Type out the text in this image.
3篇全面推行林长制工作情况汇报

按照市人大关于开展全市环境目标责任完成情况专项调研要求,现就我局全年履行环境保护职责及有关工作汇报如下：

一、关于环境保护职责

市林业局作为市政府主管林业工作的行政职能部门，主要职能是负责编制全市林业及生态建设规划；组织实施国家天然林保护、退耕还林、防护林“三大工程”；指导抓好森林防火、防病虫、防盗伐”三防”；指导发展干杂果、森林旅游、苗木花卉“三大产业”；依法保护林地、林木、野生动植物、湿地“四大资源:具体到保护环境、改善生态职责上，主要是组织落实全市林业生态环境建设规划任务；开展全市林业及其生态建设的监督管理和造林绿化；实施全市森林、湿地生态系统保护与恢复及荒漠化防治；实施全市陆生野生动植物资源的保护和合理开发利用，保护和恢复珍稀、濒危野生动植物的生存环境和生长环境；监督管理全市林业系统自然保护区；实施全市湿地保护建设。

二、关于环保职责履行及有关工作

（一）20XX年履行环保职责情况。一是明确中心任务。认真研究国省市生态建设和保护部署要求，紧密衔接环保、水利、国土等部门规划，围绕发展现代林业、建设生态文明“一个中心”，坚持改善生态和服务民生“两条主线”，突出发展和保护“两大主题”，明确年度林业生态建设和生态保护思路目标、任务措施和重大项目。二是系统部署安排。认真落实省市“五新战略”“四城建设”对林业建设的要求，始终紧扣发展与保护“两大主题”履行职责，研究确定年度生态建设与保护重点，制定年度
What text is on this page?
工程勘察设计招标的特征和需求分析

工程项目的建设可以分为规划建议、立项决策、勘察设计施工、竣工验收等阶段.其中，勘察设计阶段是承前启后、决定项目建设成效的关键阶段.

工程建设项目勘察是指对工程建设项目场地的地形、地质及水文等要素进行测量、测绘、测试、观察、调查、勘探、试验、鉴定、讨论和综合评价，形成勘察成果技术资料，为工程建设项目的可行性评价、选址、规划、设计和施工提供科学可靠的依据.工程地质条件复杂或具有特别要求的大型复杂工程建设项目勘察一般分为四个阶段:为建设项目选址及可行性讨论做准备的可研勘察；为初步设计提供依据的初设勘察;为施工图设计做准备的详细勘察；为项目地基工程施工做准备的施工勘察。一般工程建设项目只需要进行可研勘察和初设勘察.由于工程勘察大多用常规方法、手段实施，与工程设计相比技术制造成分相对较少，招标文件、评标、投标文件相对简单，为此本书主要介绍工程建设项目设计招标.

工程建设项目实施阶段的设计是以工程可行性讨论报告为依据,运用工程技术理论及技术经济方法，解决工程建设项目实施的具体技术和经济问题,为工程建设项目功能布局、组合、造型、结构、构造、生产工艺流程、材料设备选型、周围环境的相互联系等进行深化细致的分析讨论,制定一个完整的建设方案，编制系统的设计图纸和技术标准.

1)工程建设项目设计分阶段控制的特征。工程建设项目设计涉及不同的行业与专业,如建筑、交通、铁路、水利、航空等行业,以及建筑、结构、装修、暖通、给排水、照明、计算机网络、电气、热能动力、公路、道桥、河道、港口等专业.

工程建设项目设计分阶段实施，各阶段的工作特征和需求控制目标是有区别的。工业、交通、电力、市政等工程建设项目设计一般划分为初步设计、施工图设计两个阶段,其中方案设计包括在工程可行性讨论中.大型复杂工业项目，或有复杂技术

▬▬▬▬▬▬

### GIVEN EXERCISE
Exactly reproduce every line of the data above.

### REPLY
Type out the text in this image.
3篇全面推行林长制工作情况汇报

按照市人大关于开展全市环境目标责任完成情况专项调研要求,现就我局全年履行环境保护职责及有关工作汇报如下：

一、关于环境保护职责

市林业局作为市政府主管林业工作的行政职能部门，主要职能是负责编制全市林业及生态建设规划；组织实施国家天然林保护、退耕还林、防护林“三大工程”；指导抓好森林防火、防病虫、防盗伐”三防”；指导发展干杂果、森林旅游、苗木花卉“三大产业”；依法保护林地、林木、野生动植物、湿地“四大资源:具体到保护环境、改善生态职责上，主要是组织落实全市林业生态环境建设规划任务；开展全市林业及其生态建设的监督管理和造林绿化；实施全市森林、湿地生态系统保护与恢复及荒漠化防治；实施全市陆生野生动植物资源的保护和合理开发利用，保护和恢复珍稀、濒危野生动植物的生存环境和生长环境；监督管理全市林业系统自然保护区；实施全市湿地保护建设。

二、关于环保职责履行及有关工作

（一）20XX年履行环保职责情况。一是明确中心任务。认真研究国省市生态建设和保护部署要求，紧密衔接环保、水利、国土等部门规划，围绕发展现代林业、建设生态文明“一个中心”，坚持改善生态和服务民生“两条主线”，突出发展和保护“两大主题”，明确年度林业生态建设和生态保护思路目标、任务措施和重大项目。二是系统部署安排。认真落实省市“五新战略”“四城建设”对林业建设的要求，始终紧扣发展与保护“两大主题”履行职责，研究确定年度生态建设与保护重点，制定年度
What text is on this page?
工程勘察设计招标的特征和需求分析

工程项目的建设可以分为规划建议、立项决策、勘察设计施工、竣工验收等阶段.其中，勘察设计阶段是承前启后、决定项目建设成效的关键阶段.

工程建设项目勘察是指对工程建设项目场地的地形、地质及水文等要素进行测量、测绘、测试、观察、调查、勘探、试验、鉴定、讨论和综合评价，形成勘察成果技术资料，为工程建设项目的可行性评价、选址、规划、设计和施工提供科学可靠的依据.工程地质条件复杂或具有特别要求的大型复杂工程建设项目勘察一般分为四个阶段:为建设项目选址及可行性讨论做准备的可研勘察；为初步设计提供依据的初设勘察;为施工图设计做准备的详细勘察；为项目地基工程施工做准备的施工勘察。一般工程建设项目只需要进行可研勘察和初设勘察.由于工程勘察大多用常规方法、手段实施，与工程设计相比技术制造成分相对较少，招标文件、评标、投标文件相对简单，为此本书主要介绍工程建设项目设计招标.

工程建设项目实施阶段的设计是以工程可行性讨论报告为依据,运用工程技术理论及技术经济方法，解决工程建设项目实施的具体技术和经济问题,为工程建设项目功能布局、组合、造型、结构、构造、生产工艺流程、材料设备选型、周围环境的相互联系等进行深化细致的分析讨论,制定一个完整的建设方案，编制系统的设计图纸和技术标准.

1)工程建设项目设计分阶段控制的特征。工程建设项目设计涉及不同的行业与专业,如建筑、交通、铁路、水利、航空等行业,以及建筑、结构、装修、暖通、给排水、照明、计算机网络、电气、热能动力、公路、道桥、河道、港口等专业.

工程建设项目设计分阶段实施，各阶段的工作特征和需求控制目标是有区别的。工业、交通、电力、市政等工程建设项目设计一般划分为初步设计、施工图设计两个阶段,其中方案设计包括在工程可行性讨论中.大型复杂工业项目，或有复杂技术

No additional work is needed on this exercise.